Coal mining, one of the region’s biggest industries, is also heavily featured in the museum. Visitors can find artifacts such as mining helmets, augurs and even mining script.


Along with the museum, the Breaks also works to help educate people on the culture and history of the area through interpretive programming.


“If people want to have a manufactured experience, that is sort of what amusement parks are for,” said Bradley. “Just fun. But we have a mission that involves education here.”


A lot of the programming the Breaks does revolves around storytelling.


“You try to make it enjoyable, and you also try to appeal to universal concepts,” said Bradley. “People love love stories. Self-reliance in a harsh environment - people love stories about that. But then you make it local, and you teach them something about your site.”


Bradley said the park typically receives visitors from at least 49 of the 50 U.S. states, and 10-12 different countries, and this vast range of visitors is one of the most important reasons the park works to tell the story of the history of the region.


“To tell the story of this area and to present it from the standpoint of people who actually live here, who have that lived experience, I think is important in basically setting the record straight, combating some of those stereotypes that are out there and just telling an accurate story,” said Bradley.


While preserving the culture and teaching visitors about the history of Appalachia, the Breaks Interstate Park also has another mission- one of environmental sustainability.

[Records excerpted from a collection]
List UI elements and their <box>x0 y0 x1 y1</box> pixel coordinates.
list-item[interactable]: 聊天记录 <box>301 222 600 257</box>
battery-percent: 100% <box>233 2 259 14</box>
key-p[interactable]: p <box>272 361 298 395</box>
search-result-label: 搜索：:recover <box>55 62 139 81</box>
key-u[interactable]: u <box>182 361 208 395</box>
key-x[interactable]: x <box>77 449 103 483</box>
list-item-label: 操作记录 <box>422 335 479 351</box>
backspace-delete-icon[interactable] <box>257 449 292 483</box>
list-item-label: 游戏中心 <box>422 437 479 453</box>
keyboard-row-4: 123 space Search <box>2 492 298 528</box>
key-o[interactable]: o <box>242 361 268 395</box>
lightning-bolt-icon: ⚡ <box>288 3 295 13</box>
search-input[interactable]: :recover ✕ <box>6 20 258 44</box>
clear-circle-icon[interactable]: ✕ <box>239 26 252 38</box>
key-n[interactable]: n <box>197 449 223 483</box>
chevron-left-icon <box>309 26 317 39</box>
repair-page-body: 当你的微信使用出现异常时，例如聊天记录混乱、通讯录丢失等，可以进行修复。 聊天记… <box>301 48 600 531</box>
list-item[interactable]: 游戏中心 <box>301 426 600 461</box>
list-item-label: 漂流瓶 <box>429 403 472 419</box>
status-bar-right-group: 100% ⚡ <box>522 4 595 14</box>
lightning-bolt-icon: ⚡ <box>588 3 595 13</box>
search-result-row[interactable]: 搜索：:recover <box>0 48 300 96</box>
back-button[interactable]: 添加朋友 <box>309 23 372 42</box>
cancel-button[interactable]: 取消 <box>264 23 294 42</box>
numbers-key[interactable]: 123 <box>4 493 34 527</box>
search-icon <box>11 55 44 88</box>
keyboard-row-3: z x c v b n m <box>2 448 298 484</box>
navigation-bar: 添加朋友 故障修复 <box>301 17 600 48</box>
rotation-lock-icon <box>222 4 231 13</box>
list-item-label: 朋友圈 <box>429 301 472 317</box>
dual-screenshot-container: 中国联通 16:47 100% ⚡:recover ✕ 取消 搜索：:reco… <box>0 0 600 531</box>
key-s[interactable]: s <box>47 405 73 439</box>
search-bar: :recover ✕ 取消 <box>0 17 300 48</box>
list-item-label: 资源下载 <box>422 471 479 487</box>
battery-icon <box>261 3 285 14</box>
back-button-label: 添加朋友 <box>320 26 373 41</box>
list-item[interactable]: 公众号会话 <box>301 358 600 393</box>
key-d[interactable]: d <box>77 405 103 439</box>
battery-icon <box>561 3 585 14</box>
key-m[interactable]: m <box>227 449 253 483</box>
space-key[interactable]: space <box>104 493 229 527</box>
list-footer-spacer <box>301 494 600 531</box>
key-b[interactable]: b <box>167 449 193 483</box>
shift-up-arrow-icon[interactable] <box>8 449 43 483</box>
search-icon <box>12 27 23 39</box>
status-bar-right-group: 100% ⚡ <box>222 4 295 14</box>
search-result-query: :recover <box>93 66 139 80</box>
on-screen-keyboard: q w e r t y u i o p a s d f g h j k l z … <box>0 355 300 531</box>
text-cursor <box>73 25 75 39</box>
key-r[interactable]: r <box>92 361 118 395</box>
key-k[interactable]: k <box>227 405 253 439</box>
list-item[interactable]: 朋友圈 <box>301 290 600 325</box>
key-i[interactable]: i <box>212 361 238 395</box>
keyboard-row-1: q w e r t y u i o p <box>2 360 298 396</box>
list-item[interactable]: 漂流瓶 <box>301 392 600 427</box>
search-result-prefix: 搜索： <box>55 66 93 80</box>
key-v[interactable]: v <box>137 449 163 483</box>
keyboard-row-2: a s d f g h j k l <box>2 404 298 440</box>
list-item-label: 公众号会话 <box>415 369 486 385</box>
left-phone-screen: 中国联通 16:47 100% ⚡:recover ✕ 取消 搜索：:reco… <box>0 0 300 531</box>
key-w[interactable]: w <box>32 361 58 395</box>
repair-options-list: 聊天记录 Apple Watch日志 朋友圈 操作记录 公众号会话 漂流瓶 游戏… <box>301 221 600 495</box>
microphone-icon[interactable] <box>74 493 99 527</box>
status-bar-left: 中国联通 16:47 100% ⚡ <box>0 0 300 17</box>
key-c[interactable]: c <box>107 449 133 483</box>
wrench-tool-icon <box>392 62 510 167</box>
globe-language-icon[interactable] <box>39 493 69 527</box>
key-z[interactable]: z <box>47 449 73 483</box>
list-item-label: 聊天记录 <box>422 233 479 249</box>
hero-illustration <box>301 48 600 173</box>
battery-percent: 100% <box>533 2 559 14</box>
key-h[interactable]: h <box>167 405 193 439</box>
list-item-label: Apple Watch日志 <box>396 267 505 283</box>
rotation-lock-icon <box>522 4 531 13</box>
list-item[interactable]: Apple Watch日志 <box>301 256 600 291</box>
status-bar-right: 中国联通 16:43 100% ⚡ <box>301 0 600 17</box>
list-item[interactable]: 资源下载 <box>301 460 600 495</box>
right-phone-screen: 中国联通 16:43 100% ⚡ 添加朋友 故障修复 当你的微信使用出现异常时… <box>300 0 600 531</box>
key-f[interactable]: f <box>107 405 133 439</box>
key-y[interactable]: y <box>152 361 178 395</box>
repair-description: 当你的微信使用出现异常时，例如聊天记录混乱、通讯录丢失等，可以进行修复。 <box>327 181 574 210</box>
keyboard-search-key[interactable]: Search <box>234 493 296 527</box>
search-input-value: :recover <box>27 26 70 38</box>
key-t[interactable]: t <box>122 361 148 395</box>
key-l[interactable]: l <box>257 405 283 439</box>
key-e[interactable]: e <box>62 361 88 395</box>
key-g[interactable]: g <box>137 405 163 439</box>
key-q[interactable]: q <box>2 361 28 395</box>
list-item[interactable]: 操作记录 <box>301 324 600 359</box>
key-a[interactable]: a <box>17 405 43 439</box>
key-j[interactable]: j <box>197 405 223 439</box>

» Required actions:
1. Answer these questions using the excerpt on Breaks Interstate Park:
(a) Which coal mining artifacts does the museum display?
(b) From at least how many U.S. states, and from how many countries, does the park typically receive visitors?
(c) Besides preserving the culture and teaching visitors about Appalachia's history, what other mission does the park have?
2. Render the lines of the records as a JSON list of strings, one string per line and blank lines omitted. Begin at the first line of the records and end after the line containing "search-result-label: 搜索：:recover <box>55".

» In response:
1.
(a) Mining helmets, augurs and mining script.
(b) At least 49 of the 50 U.S. states, and 10-12 different countries.
(c) Environmental sustainability.

2.
[
  "List UI elements and their <box>x0 y0 x1 y1</box> pixel coordinates.",
  "list-item[interactable]: 聊天记录 <box>301 222 600 257</box>",
  "battery-percent: 100% <box>233 2 259 14</box>",
  "key-p[interactable]: p <box>272 361 298 395</box>",
  "search-result-label: 搜索：:recover <box>55 62 139 81</box>"
]